Jakarta, Deras.id – Isu perselingkuhan sedang mencuat, khususnya di kalangan artis. Seperti yang dicatat oleh Badan Pusat Statistik (BPS) tahun 2022 tingkat perceraian di Indonesia semakin meningkat. Pada tahun 2022 tercatat 516.344 kasus perceraian dimana jumlah ini meningkat 15,3 persen di bandingkan tahun sebelumnya sebanyak 447.743 kasus.
Ternyata setelah dipahami berdasarkan laporan BPS, faktor terbesar meningkatnya kasus perceraian karena adanya perselisihan hingga mengakibatkan pertengkaran. Selain hal itu faktor ekonomi dan ditinggal oleh pasangan juga menjadi penyebab kasus perceraian meningkat.

+===+

» Tugas yang Dikerjakan:
a) Sebutkan semua faktor penyebab meningkatnya kasus perceraian yang dinyatakan dalam teks tentang angka perceraian.
b) Salin kembali bagian teks tentang angka perceraian yang dibuka dengan kata-kata "Jakarta, Deras.id –" dan ditutup dengan "sebanyak 447.743 kasus.".

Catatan
+===+

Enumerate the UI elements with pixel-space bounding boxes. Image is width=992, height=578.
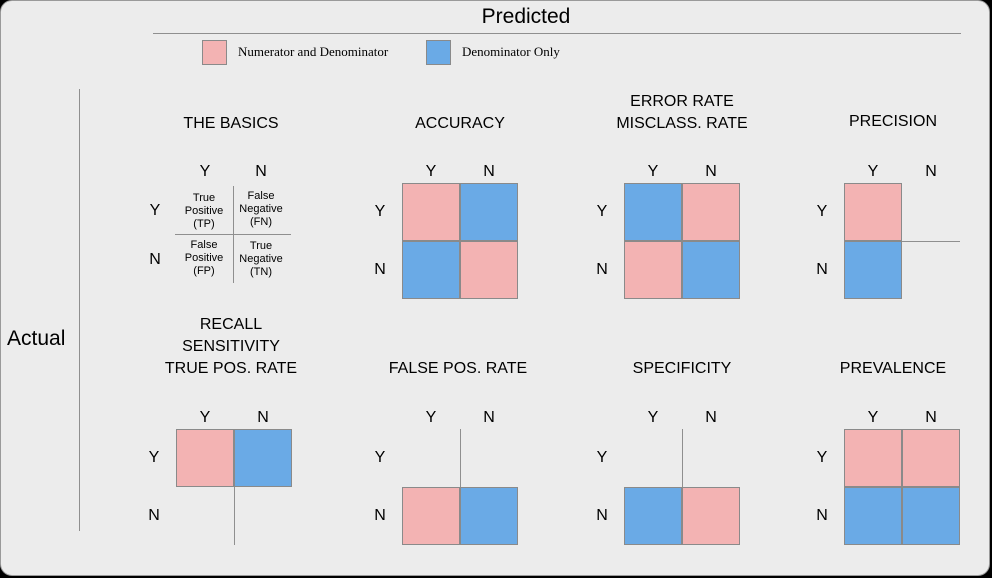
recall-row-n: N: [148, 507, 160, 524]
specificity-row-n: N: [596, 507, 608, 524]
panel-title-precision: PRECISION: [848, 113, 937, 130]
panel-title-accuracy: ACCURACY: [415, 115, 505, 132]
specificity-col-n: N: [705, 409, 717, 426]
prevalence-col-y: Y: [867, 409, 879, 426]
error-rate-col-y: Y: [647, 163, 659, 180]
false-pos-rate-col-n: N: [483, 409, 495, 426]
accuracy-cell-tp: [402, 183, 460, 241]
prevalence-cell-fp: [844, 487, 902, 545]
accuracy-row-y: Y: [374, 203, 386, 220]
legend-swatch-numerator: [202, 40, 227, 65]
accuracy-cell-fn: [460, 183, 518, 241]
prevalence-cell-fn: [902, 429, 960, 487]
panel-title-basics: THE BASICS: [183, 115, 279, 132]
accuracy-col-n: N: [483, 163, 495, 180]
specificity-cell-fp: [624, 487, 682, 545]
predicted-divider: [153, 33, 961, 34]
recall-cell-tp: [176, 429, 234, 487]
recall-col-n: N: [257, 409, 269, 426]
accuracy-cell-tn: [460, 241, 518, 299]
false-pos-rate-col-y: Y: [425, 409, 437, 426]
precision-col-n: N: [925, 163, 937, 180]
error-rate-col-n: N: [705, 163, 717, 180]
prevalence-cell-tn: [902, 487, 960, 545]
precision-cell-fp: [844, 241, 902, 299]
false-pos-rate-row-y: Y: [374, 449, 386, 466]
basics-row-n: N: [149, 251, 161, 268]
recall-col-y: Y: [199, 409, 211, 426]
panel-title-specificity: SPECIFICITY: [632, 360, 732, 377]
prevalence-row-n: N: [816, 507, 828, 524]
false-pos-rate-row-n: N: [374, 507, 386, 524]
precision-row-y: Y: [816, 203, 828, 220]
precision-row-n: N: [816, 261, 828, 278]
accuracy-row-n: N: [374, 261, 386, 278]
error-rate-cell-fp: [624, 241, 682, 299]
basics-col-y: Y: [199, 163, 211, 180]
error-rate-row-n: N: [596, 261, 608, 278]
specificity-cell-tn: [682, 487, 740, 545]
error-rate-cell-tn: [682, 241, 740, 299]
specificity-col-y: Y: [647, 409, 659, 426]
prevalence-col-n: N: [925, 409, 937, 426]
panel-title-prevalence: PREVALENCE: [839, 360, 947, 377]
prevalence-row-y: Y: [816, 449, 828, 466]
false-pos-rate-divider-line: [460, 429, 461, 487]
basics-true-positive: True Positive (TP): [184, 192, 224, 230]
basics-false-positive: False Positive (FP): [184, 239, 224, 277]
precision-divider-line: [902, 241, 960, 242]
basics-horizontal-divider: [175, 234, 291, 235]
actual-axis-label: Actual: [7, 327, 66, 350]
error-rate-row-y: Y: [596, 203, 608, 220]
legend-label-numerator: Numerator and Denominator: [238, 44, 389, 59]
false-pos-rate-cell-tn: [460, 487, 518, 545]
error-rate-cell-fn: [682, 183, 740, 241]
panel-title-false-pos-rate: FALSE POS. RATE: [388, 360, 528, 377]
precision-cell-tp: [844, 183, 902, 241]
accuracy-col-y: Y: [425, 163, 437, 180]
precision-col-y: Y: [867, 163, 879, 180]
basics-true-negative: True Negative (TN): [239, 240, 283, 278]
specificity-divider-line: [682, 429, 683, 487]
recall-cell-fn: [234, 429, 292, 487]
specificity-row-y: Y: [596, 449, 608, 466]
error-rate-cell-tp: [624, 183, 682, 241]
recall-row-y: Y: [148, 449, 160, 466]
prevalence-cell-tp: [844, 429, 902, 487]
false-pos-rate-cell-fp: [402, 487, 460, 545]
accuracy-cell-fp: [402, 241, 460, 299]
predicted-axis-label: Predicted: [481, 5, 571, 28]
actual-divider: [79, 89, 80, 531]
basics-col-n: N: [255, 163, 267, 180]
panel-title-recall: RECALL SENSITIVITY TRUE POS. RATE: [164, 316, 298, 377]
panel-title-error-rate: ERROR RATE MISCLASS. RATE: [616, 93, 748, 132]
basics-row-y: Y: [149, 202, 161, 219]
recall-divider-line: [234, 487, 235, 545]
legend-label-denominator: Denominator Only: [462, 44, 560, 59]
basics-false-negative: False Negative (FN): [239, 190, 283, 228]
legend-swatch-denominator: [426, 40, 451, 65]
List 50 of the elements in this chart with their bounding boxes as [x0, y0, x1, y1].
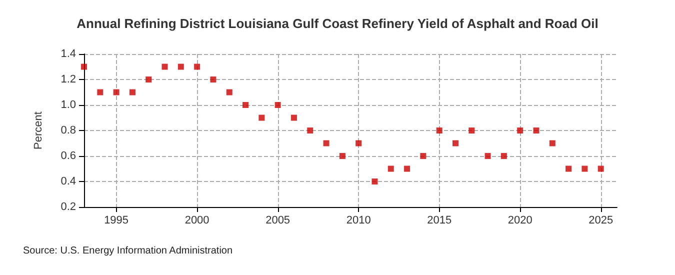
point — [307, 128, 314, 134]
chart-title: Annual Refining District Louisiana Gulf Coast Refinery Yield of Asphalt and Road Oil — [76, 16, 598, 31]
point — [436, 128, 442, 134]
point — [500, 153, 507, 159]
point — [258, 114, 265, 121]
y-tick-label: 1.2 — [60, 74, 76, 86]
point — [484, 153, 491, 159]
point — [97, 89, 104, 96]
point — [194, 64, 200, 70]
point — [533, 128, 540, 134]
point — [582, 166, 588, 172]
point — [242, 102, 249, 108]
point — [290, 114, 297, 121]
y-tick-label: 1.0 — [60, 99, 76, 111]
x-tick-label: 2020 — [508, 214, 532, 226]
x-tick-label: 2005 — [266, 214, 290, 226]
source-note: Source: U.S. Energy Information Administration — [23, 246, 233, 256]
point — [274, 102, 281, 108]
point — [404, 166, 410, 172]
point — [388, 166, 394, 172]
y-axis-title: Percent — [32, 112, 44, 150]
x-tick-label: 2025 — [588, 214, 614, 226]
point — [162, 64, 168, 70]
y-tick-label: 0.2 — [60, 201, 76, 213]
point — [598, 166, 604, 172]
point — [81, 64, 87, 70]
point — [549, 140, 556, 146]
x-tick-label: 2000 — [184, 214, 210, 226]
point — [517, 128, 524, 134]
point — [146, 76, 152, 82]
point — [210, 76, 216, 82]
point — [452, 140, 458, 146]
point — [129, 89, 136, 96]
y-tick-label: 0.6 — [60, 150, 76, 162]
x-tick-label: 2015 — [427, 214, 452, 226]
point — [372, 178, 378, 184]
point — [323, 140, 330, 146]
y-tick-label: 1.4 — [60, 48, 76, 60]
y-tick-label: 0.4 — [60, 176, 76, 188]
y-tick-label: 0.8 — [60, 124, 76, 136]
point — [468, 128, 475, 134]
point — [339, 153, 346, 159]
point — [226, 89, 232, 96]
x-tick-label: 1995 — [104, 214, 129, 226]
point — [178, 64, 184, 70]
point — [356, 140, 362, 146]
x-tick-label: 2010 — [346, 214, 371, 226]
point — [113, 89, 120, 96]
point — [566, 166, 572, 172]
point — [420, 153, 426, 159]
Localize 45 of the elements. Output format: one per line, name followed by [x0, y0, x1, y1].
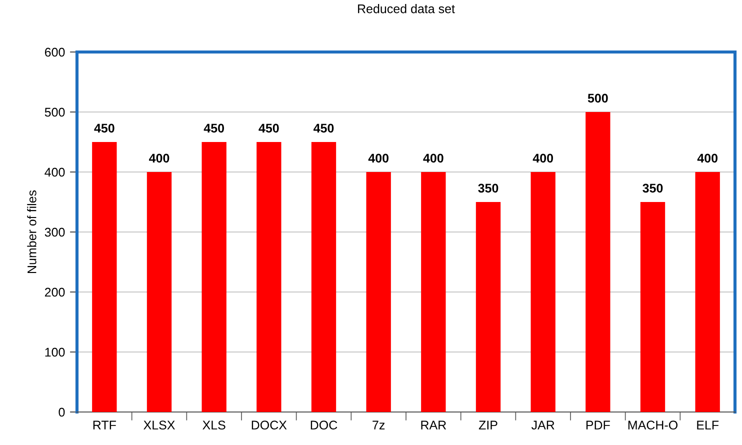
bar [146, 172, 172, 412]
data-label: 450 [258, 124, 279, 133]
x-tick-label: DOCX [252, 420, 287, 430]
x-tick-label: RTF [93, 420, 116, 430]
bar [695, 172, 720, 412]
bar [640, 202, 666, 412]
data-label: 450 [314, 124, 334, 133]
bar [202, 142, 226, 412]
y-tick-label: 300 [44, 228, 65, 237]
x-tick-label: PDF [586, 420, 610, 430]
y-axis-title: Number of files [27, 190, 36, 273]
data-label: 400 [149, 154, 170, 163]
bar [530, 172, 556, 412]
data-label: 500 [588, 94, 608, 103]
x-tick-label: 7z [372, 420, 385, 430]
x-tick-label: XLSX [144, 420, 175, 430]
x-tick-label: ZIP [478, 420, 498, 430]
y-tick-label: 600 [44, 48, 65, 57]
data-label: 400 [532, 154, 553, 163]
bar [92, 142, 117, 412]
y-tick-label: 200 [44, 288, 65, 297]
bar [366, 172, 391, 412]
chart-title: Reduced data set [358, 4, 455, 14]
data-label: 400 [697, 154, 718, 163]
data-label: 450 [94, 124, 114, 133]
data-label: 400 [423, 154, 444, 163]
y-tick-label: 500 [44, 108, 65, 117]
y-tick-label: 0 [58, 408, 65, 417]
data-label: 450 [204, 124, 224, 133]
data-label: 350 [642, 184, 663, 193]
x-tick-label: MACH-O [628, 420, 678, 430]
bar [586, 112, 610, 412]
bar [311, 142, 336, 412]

+===+

» Jawaban Latihan:
a)
- Perselisihan hingga mengakibatkan pertengkaran
- Faktor ekonomi
- Ditinggal oleh pasangan

b)
Jakarta, Deras.id – Isu perselingkuhan sedang mencuat, khususnya di kalangan artis. Seperti yang dicatat oleh Badan Pusat Statistik (BPS) tahun 2022 tingkat perceraian di Indonesia semakin meningkat. Pada tahun 2022 tercatat 516.344 kasus perceraian dimana jumlah ini meningkat 15,3 persen di bandingkan tahun sebelumnya sebanyak 447.743 kasus.